Tally every line of the listing below that holds "الفنية", then give the tally alone.

GIVEN DATA:
━━━━━━━━

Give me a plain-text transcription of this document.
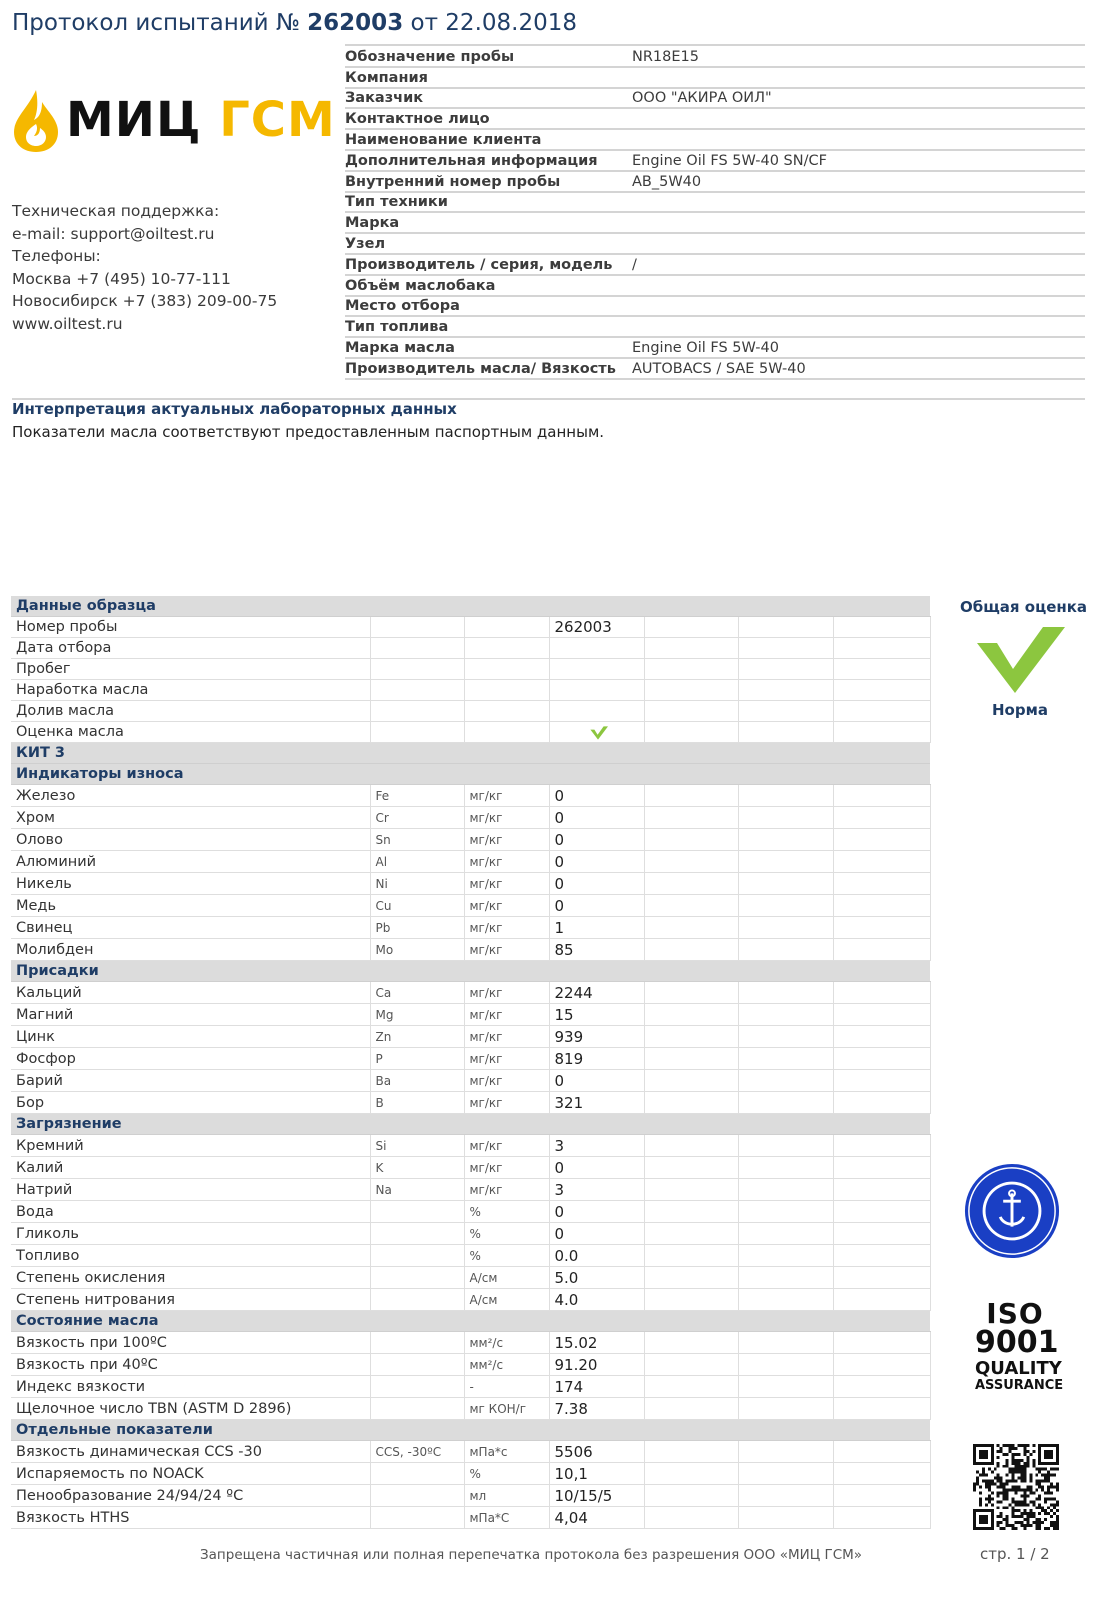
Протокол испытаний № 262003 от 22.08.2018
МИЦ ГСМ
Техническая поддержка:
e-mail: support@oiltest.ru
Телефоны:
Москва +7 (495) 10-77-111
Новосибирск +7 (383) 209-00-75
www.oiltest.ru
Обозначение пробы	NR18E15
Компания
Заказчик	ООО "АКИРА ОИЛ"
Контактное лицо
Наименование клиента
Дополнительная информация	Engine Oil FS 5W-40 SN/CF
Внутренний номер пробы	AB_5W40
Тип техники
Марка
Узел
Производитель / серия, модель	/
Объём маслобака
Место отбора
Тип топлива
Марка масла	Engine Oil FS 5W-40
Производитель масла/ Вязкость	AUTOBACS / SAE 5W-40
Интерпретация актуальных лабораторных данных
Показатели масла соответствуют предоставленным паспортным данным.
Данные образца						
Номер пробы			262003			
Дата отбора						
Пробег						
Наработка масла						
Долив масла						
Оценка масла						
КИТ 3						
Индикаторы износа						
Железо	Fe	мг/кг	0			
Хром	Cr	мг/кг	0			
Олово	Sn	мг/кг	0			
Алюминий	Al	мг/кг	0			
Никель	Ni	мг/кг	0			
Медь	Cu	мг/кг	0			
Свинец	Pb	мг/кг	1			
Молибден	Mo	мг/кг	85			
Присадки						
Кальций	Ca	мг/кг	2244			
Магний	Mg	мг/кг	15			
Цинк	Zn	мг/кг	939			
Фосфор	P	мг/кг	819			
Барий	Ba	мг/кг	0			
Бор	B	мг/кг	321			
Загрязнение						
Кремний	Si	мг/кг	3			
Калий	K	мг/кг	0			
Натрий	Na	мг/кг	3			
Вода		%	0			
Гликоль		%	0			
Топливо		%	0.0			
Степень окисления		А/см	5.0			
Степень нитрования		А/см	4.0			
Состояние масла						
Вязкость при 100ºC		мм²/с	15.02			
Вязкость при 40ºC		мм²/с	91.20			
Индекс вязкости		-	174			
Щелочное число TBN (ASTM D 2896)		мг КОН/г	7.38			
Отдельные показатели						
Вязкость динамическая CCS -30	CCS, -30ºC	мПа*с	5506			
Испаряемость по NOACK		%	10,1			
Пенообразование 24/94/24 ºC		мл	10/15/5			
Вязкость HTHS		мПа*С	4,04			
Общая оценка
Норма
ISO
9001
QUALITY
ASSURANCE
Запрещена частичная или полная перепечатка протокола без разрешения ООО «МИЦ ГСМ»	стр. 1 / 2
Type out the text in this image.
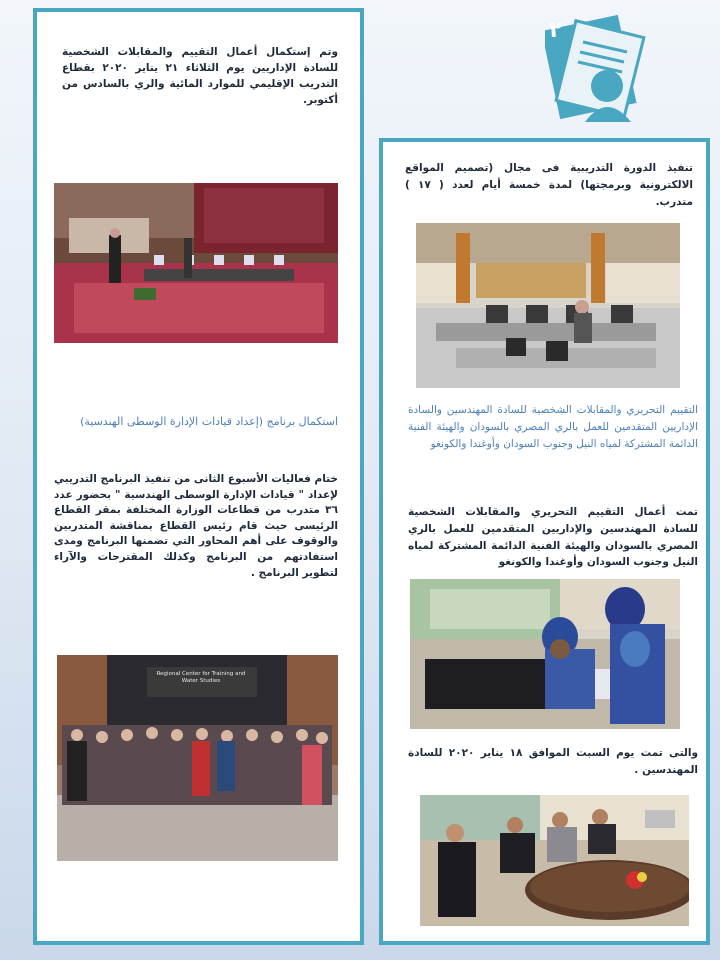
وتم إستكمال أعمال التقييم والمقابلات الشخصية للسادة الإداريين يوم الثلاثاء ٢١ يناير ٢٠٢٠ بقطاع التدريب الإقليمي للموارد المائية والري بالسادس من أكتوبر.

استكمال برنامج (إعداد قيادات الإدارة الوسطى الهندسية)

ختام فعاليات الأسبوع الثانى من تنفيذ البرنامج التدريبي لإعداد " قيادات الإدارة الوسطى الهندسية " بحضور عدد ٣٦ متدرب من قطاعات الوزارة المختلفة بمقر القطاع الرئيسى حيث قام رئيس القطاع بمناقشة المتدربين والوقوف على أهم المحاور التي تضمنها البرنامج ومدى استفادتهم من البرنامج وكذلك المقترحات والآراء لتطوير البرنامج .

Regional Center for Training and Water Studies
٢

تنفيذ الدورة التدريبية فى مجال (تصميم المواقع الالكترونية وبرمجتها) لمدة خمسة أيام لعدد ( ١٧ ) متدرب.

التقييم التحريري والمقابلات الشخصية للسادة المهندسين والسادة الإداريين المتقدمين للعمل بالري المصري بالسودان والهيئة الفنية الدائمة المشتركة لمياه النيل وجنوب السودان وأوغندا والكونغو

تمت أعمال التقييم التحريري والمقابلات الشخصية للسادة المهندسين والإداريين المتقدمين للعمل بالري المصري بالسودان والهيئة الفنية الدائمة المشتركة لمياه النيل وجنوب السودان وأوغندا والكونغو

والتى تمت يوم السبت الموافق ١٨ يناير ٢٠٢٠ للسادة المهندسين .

━━━━━━━━

FINAL RESULT: 2